▸ Goal of the exercise: Where a line below holds the string "pumilus", copy that line.

▸ Excerpted records:
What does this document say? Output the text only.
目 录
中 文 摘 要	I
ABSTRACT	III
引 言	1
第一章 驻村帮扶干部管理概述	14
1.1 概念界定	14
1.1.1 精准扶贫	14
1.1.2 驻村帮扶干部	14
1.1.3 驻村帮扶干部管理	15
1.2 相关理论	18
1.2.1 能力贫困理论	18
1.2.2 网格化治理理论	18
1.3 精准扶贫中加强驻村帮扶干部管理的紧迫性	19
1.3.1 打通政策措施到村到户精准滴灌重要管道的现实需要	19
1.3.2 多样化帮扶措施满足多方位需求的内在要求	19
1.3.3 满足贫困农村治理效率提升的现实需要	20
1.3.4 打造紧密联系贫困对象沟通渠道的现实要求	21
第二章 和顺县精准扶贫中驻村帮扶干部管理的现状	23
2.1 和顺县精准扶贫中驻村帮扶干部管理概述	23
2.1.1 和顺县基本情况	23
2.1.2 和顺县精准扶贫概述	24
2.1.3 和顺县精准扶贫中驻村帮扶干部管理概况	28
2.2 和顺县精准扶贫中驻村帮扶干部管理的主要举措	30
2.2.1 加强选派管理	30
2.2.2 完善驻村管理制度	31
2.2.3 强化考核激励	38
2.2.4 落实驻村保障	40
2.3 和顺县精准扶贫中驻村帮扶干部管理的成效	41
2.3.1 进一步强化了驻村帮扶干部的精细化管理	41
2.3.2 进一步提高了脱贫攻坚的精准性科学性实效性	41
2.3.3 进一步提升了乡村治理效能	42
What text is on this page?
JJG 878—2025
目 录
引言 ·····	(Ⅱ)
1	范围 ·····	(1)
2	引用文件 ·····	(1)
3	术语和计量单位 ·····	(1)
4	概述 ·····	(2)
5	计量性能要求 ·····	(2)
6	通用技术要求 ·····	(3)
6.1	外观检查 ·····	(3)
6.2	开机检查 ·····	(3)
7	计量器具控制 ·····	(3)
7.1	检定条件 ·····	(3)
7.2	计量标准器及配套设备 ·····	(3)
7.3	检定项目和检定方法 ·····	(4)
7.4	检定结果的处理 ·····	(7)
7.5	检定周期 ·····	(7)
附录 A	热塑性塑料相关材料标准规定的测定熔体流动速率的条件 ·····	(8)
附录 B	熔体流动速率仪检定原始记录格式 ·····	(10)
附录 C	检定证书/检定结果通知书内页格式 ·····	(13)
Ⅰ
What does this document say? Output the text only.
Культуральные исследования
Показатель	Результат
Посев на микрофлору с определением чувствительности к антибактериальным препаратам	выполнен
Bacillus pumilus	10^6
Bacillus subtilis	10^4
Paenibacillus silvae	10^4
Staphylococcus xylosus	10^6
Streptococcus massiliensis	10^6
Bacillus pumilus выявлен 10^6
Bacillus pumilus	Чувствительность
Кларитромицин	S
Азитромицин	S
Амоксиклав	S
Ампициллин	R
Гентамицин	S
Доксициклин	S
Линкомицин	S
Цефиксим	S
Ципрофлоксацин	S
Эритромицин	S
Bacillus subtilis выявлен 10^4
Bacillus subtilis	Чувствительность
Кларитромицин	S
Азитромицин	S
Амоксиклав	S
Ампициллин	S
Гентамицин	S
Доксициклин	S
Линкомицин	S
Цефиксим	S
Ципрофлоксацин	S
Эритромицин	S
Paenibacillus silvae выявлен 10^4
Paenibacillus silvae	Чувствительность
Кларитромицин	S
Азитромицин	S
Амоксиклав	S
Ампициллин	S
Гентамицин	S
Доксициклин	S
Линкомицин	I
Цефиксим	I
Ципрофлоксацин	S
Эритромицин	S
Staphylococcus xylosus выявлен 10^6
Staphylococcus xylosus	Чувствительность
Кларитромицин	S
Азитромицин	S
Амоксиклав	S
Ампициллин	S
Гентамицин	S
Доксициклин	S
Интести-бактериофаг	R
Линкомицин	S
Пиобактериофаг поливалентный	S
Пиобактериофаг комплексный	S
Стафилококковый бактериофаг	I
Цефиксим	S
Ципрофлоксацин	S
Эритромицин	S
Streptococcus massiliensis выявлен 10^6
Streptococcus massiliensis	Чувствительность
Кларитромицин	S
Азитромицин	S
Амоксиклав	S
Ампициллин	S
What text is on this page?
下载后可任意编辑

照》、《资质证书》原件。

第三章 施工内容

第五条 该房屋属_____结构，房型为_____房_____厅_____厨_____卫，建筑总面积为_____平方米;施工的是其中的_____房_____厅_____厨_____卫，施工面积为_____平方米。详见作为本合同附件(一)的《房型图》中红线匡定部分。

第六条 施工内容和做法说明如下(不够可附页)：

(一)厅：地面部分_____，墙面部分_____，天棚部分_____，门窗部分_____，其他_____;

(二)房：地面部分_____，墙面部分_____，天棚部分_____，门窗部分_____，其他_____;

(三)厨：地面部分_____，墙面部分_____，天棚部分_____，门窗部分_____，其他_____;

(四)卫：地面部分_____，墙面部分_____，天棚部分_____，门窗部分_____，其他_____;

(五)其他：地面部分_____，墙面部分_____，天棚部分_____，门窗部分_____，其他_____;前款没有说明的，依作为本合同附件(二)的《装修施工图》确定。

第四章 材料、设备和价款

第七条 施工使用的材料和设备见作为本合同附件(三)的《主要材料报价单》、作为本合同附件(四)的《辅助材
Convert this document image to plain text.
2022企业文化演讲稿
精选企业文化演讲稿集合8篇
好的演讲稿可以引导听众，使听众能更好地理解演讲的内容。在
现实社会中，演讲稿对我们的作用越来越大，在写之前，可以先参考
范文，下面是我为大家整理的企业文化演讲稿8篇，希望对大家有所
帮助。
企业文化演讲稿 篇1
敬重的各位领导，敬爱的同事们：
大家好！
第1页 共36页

▸ Completed task:
Bacillus pumilus	10^6
Bacillus pumilus выявлен 10^6
Bacillus pumilus	Чувствительность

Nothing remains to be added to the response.